- WHAT THE EXERCISE ASKS -
Could you repeat exactly the lines below, from the line containing "Output the text content of this document." through the last one, both included, while leaving out any pictures?

+++ SOURCE MATERIAL +++

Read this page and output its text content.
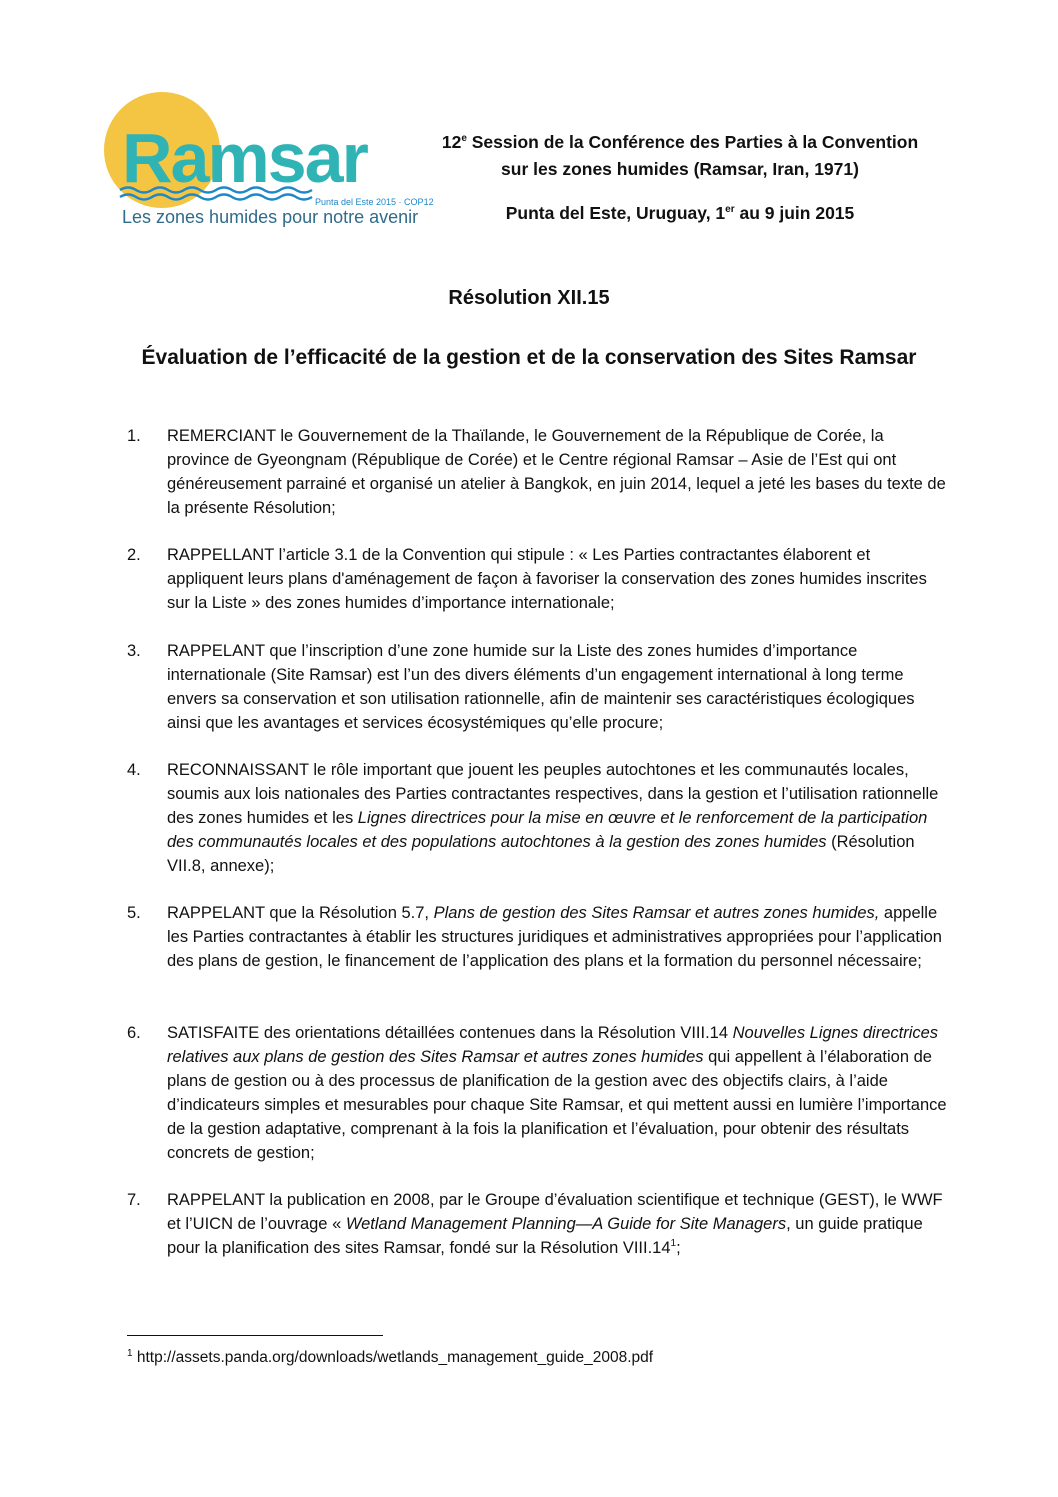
Ramsar
Punta del Este 2015 · COP12
Les zones humides pour notre avenir
12e Session de la Conférence des Parties à la Convention
sur les zones humides (Ramsar, Iran, 1971)
Punta del Este, Uruguay, 1er au 9 juin 2015
Résolution XII.15
Évaluation de l’efficacité de la gestion et de la conservation des Sites Ramsar
1. REMERCIANT le Gouvernement de la Thaïlande, le Gouvernement de la République de Corée, la province de Gyeongnam (République de Corée) et le Centre régional Ramsar – Asie de l’Est qui ont généreusement parrainé et organisé un atelier à Bangkok, en juin 2014, lequel a jeté les bases du texte de la présente Résolution;
2. RAPPELLANT l’article 3.1 de la Convention qui stipule : « Les Parties contractantes élaborent et appliquent leurs plans d'aménagement de façon à favoriser la conservation des zones humides inscrites sur la Liste » des zones humides d’importance internationale;
3. RAPPELANT que l’inscription d’une zone humide sur la Liste des zones humides d’importance internationale (Site Ramsar) est l’un des divers éléments d’un engagement international à long terme envers sa conservation et son utilisation rationnelle, afin de maintenir ses caractéristiques écologiques ainsi que les avantages et services écosystémiques qu’elle procure;
4. RECONNAISSANT le rôle important que jouent les peuples autochtones et les communautés locales, soumis aux lois nationales des Parties contractantes respectives, dans la gestion et l’utilisation rationnelle des zones humides et les Lignes directrices pour la mise en œuvre et le renforcement de la participation des communautés locales et des populations autochtones à la gestion des zones humides (Résolution VII.8, annexe);
5. RAPPELANT que la Résolution 5.7, Plans de gestion des Sites Ramsar et autres zones humides, appelle les Parties contractantes à établir les structures juridiques et administratives appropriées pour l’application des plans de gestion, le financement de l’application des plans et la formation du personnel nécessaire;
6. SATISFAITE des orientations détaillées contenues dans la Résolution VIII.14 Nouvelles Lignes directrices relatives aux plans de gestion des Sites Ramsar et autres zones humides qui appellent à l’élaboration de plans de gestion ou à des processus de planification de la gestion avec des objectifs clairs, à l’aide d’indicateurs simples et mesurables pour chaque Site Ramsar, et qui mettent aussi en lumière l’importance de la gestion adaptative, comprenant à la fois la planification et l’évaluation, pour obtenir des résultats concrets de gestion;
7. RAPPELANT la publication en 2008, par le Groupe d’évaluation scientifique et technique (GEST), le WWF et l’UICN de l’ouvrage « Wetland Management Planning—A Guide for Site Managers, un guide pratique pour la planification des sites Ramsar, fondé sur la Résolution $VIII.14^1$;
$^1$ http://assets.panda.org/downloads/wetlands_management_guide_2008.pdf
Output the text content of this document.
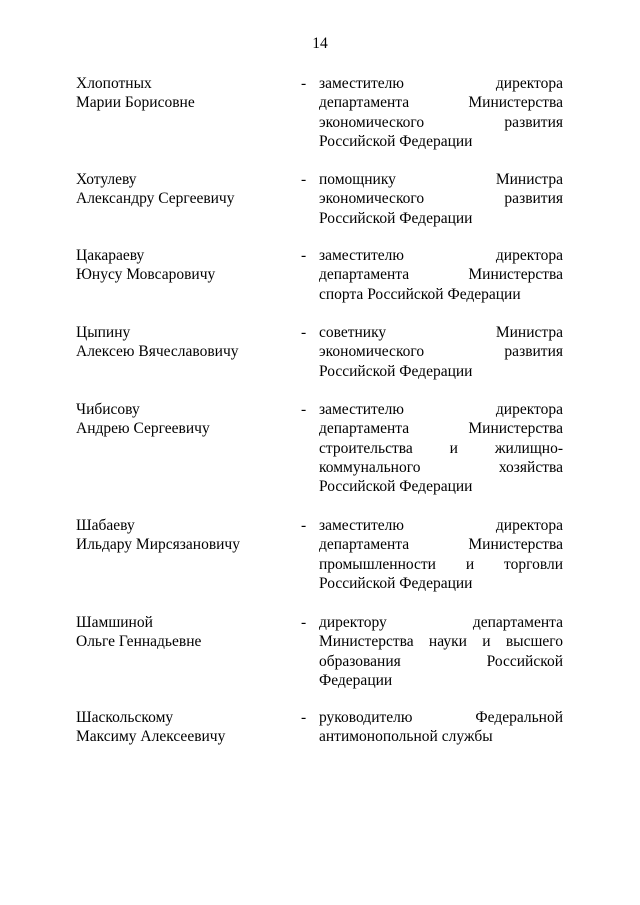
14
Хлопотных
Марии Борисовне
- заместителю директора
департамента Министерства
экономического развития
Российской Федерации
Хотулеву
Александру Сергеевичу
- помощнику Министра
экономического развития
Российской Федерации
Цакараеву
Юнусу Мовсаровичу
- заместителю директора
департамента Министерства
спорта Российской Федерации
Цыпину
Алексею Вячеславовичу
- советнику Министра
экономического развития
Российской Федерации
Чибисову
Андрею Сергеевичу
- заместителю директора
департамента Министерства
строительства и жилищно-
коммунального хозяйства
Российской Федерации
Шабаеву
Ильдару Мирсязановичу
- заместителю директора
департамента Министерства
промышленности и торговли
Российской Федерации
Шамшиной
Ольге Геннадьевне
- директору департамента
Министерства науки и высшего
образования Российской
Федерации
Шаскольскому
Максиму Алексеевичу
- руководителю Федеральной
антимонопольной службы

+++

- COMPLETE ANSWER -
Output the text content of this document.
14
Хлопотных
Марии Борисовне
- заместителю директора
департамента Министерства
экономического развития
Российской Федерации
Хотулеву
Александру Сергеевичу
- помощнику Министра
экономического развития
Российской Федерации
Цакараеву
Юнусу Мовсаровичу
- заместителю директора
департамента Министерства
спорта Российской Федерации
Цыпину
Алексею Вячеславовичу
- советнику Министра
экономического развития
Российской Федерации
Чибисову
Андрею Сергеевичу
- заместителю директора
департамента Министерства
строительства и жилищно-
коммунального хозяйства
Российской Федерации
Шабаеву
Ильдару Мирсязановичу
- заместителю директора
департамента Министерства
промышленности и торговли
Российской Федерации
Шамшиной
Ольге Геннадьевне
- директору департамента
Министерства науки и высшего
образования Российской
Федерации
Шаскольскому
Максиму Алексеевичу
- руководителю Федеральной
антимонопольной службы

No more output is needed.